Your instructions:
From the records below, extract all the text exactly and leave the images behind.

Records:
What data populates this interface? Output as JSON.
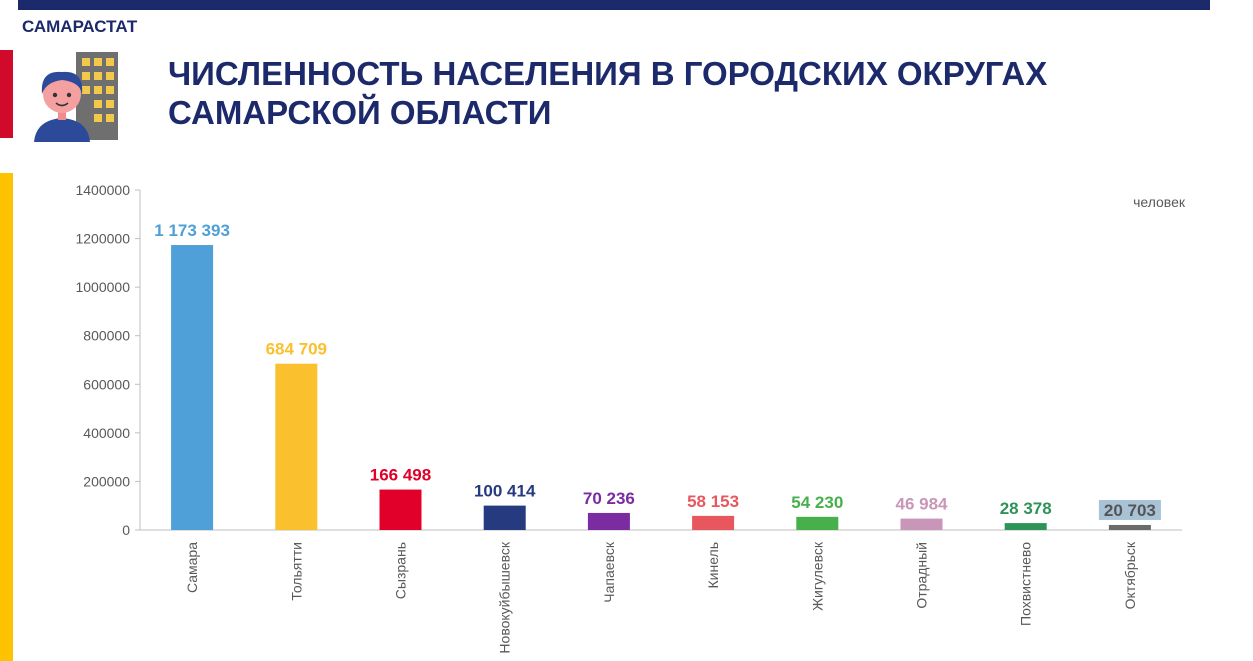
{
  "brand": "САМАРАСТАТ",
  "title_lines": [
    "ЧИСЛЕННОСТЬ НАСЕЛЕНИЯ В ГОРОДСКИХ ОКРУГАХ",
    "САМАРСКОЙ ОБЛАСТИ"
  ],
  "colors": {
    "brand_navy": "#1c2a6b",
    "accent_red": "#d10a2c",
    "accent_yellow": "#fdc300"
  },
  "chart_data": {
    "type": "bar",
    "unit_label": "человек",
    "categories": [
      "Самара",
      "Тольятти",
      "Сызрань",
      "Новокуйбышевск",
      "Чапаевск",
      "Кинель",
      "Жигулевск",
      "Отрадный",
      "Похвистнево",
      "Октябрьск"
    ],
    "values": [
      1173393,
      684709,
      166498,
      100414,
      70236,
      58153,
      54230,
      46984,
      28378,
      20703
    ],
    "value_labels": [
      "1 173 393",
      "684 709",
      "166 498",
      "100 414",
      "70 236",
      "58 153",
      "54 230",
      "46 984",
      "28 378",
      "20 703"
    ],
    "bar_colors": [
      "#4f9fd8",
      "#fbc02d",
      "#e0002a",
      "#263a80",
      "#7a2ca0",
      "#e8575e",
      "#47b04b",
      "#c995b8",
      "#2e9358",
      "#6b6b6b"
    ],
    "label_colors": [
      "#4f9fd8",
      "#fbc02d",
      "#e0002a",
      "#263a80",
      "#7a2ca0",
      "#e8575e",
      "#47b04b",
      "#c995b8",
      "#2e9358",
      "#555555"
    ],
    "yticks": [
      0,
      200000,
      400000,
      600000,
      800000,
      1000000,
      1200000,
      1400000
    ],
    "ylim": [
      0,
      1400000
    ],
    "grid": false,
    "title": "",
    "xlabel": "",
    "ylabel": ""
  }
}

Result of this task:
What data populates this interface? Output as JSON.
{
  "brand": "САМАРАСТАТ",
  "title_lines": [
    "ЧИСЛЕННОСТЬ НАСЕЛЕНИЯ В ГОРОДСКИХ ОКРУГАХ",
    "САМАРСКОЙ ОБЛАСТИ"
  ],
  "colors": {
    "brand_navy": "#1c2a6b",
    "accent_red": "#d10a2c",
    "accent_yellow": "#fdc300"
  },
  "chart_data": {
    "type": "bar",
    "unit_label": "человек",
    "categories": [
      "Самара",
      "Тольятти",
      "Сызрань",
      "Новокуйбышевск",
      "Чапаевск",
      "Кинель",
      "Жигулевск",
      "Отрадный",
      "Похвистнево",
      "Октябрьск"
    ],
    "values": [
      1173393,
      684709,
      166498,
      100414,
      70236,
      58153,
      54230,
      46984,
      28378,
      20703
    ],
    "value_labels": [
      "1 173 393",
      "684 709",
      "166 498",
      "100 414",
      "70 236",
      "58 153",
      "54 230",
      "46 984",
      "28 378",
      "20 703"
    ],
    "bar_colors": [
      "#4f9fd8",
      "#fbc02d",
      "#e0002a",
      "#263a80",
      "#7a2ca0",
      "#e8575e",
      "#47b04b",
      "#c995b8",
      "#2e9358",
      "#6b6b6b"
    ],
    "label_colors": [
      "#4f9fd8",
      "#fbc02d",
      "#e0002a",
      "#263a80",
      "#7a2ca0",
      "#e8575e",
      "#47b04b",
      "#c995b8",
      "#2e9358",
      "#555555"
    ],
    "yticks": [
      0,
      200000,
      400000,
      600000,
      800000,
      1000000,
      1200000,
      1400000
    ],
    "ylim": [
      0,
      1400000
    ],
    "grid": false,
    "title": "",
    "xlabel": "",
    "ylabel": ""
  }
}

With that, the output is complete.